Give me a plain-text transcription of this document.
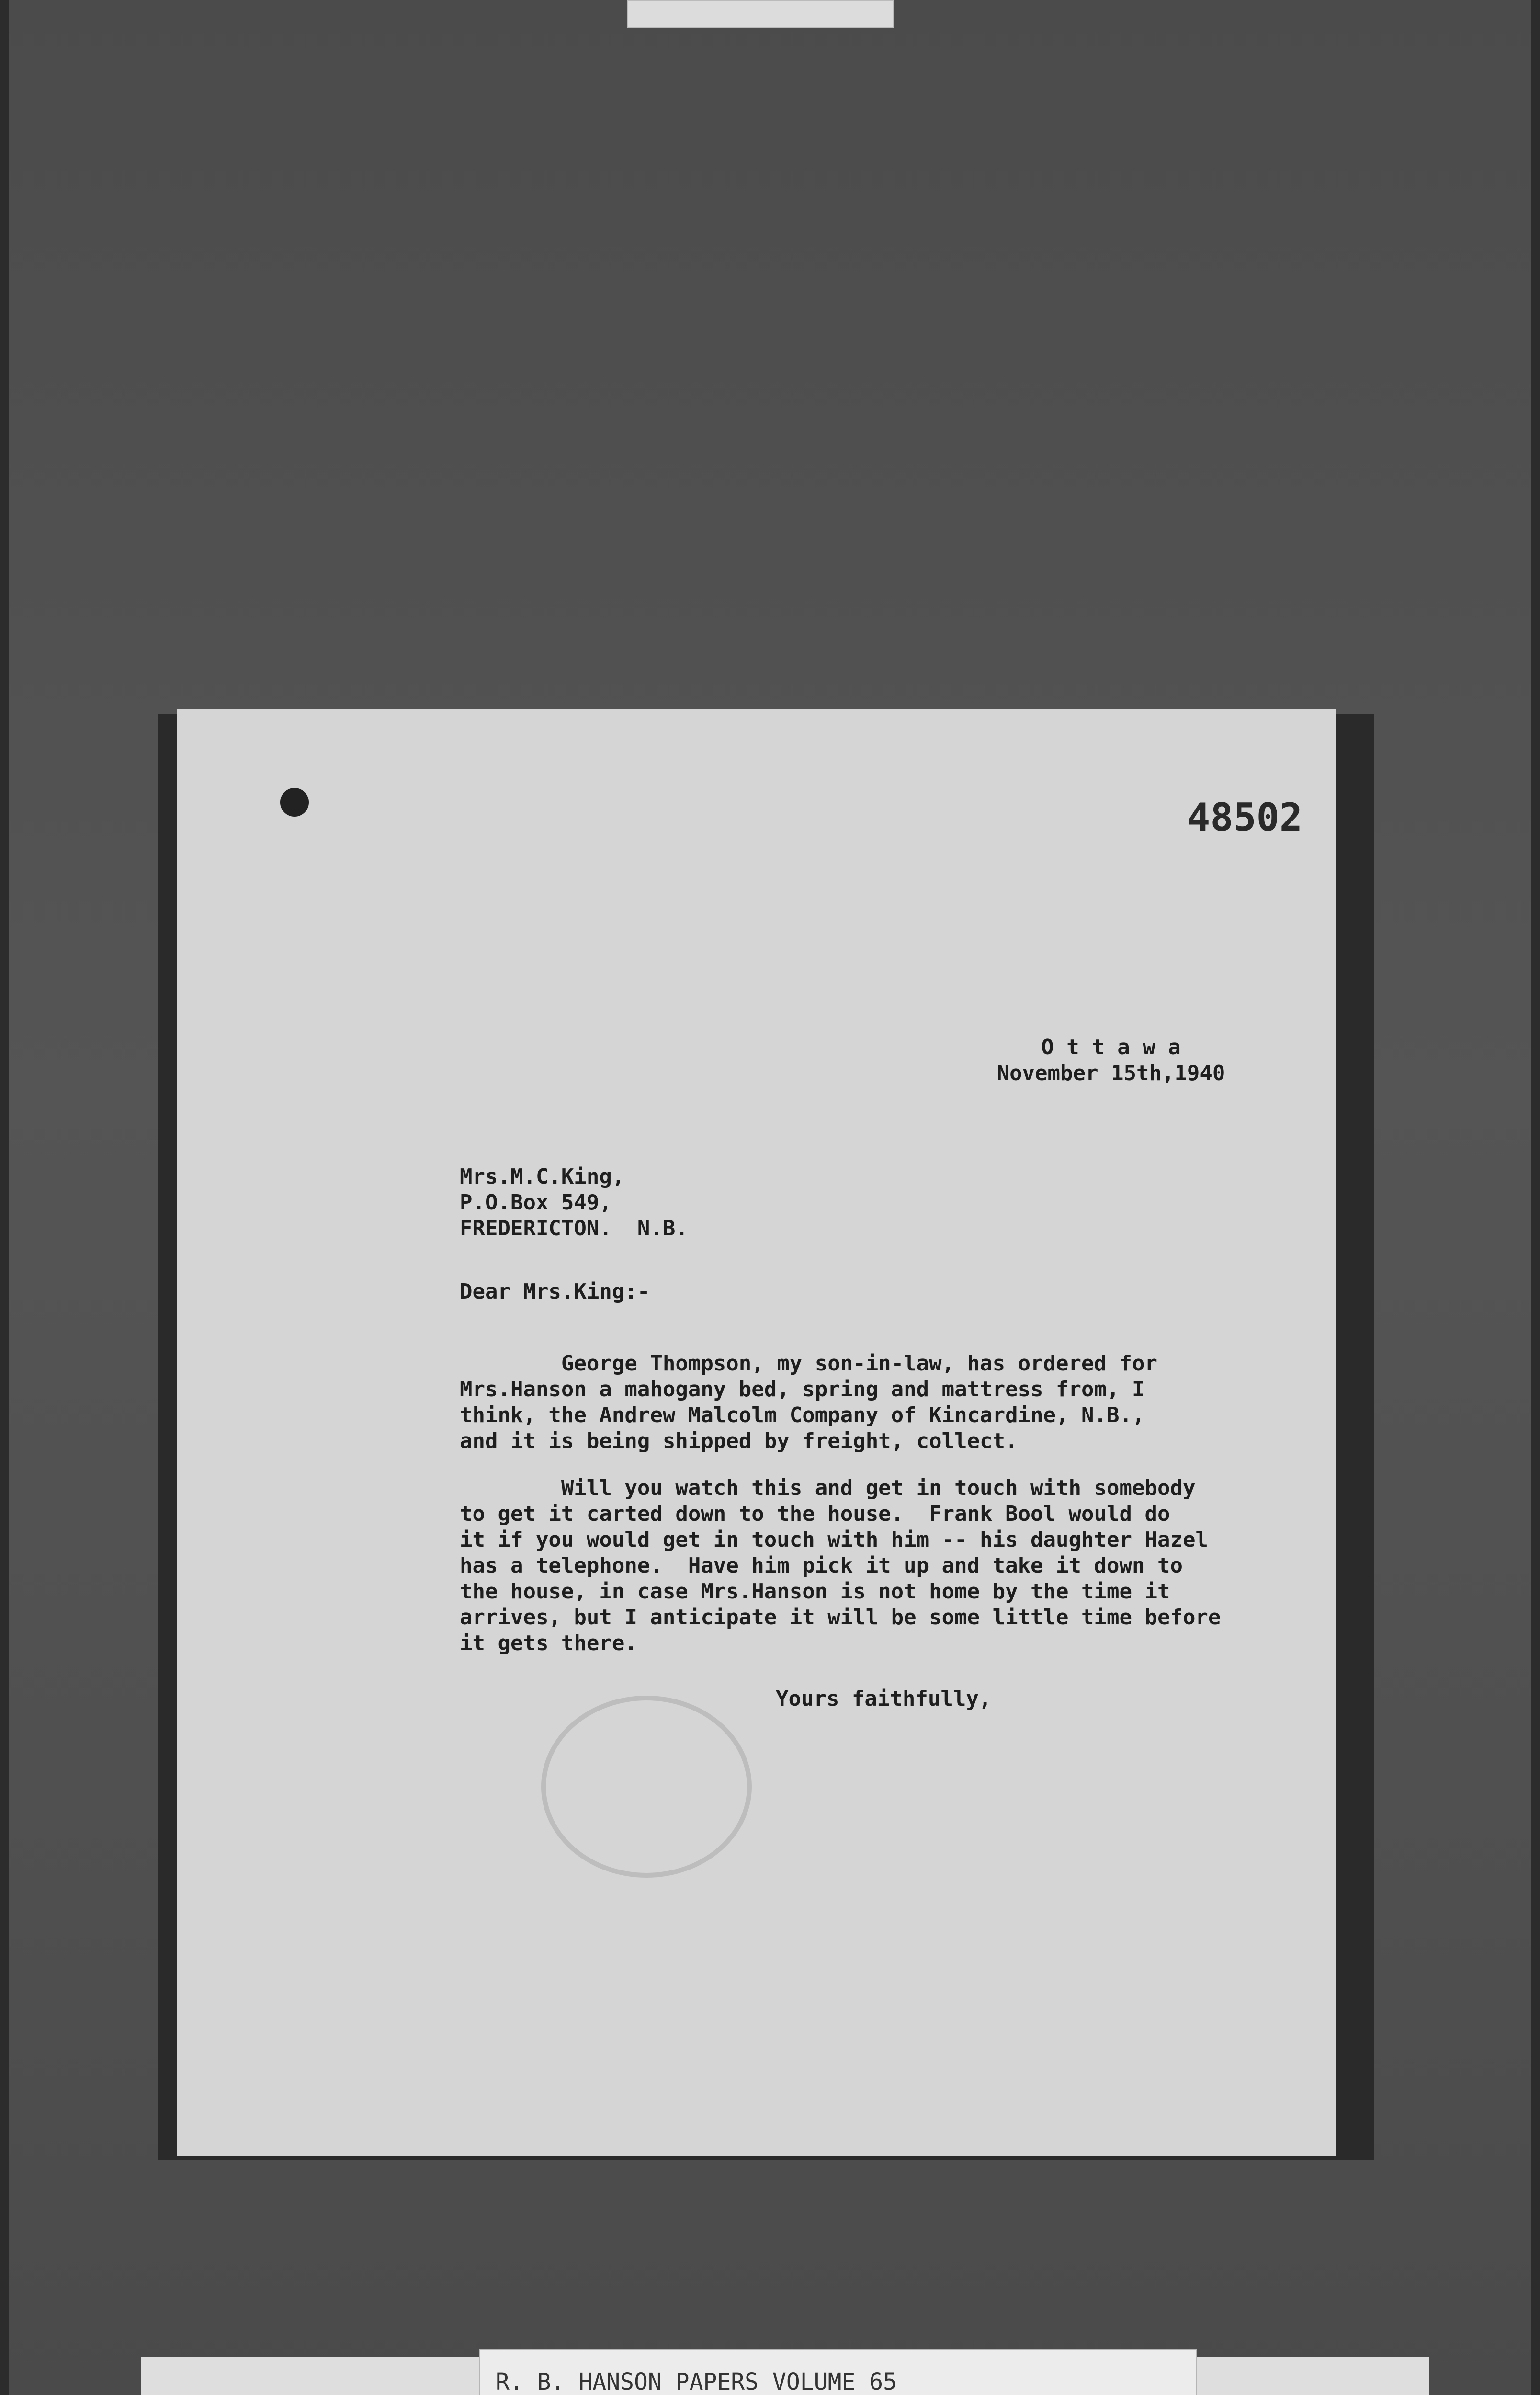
48502
O t t a w a
November 15th,1940
Mrs.M.C.King,
P.O.Box 549,
FREDERICTON.  N.B.
Dear Mrs.King:-
George Thompson, my son-in-law, has ordered for
Mrs.Hanson a mahogany bed, spring and mattress from, I
think, the Andrew Malcolm Company of Kincardine, N.B.,
and it is being shipped by freight, collect.
Will you watch this and get in touch with somebody
to get it carted down to the house.  Frank Bool would do
it if you would get in touch with him -- his daughter Hazel
has a telephone.  Have him pick it up and take it down to
the house, in case Mrs.Hanson is not home by the time it
arrives, but I anticipate it will be some little time before
it gets there.
Yours faithfully,
R. B. HANSON PAPERS VOLUME 65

········

Gather all the lines that include the word "this" and copy them out.

Give me a plain-text transcription of this document.
Will you watch this and get in touch with somebody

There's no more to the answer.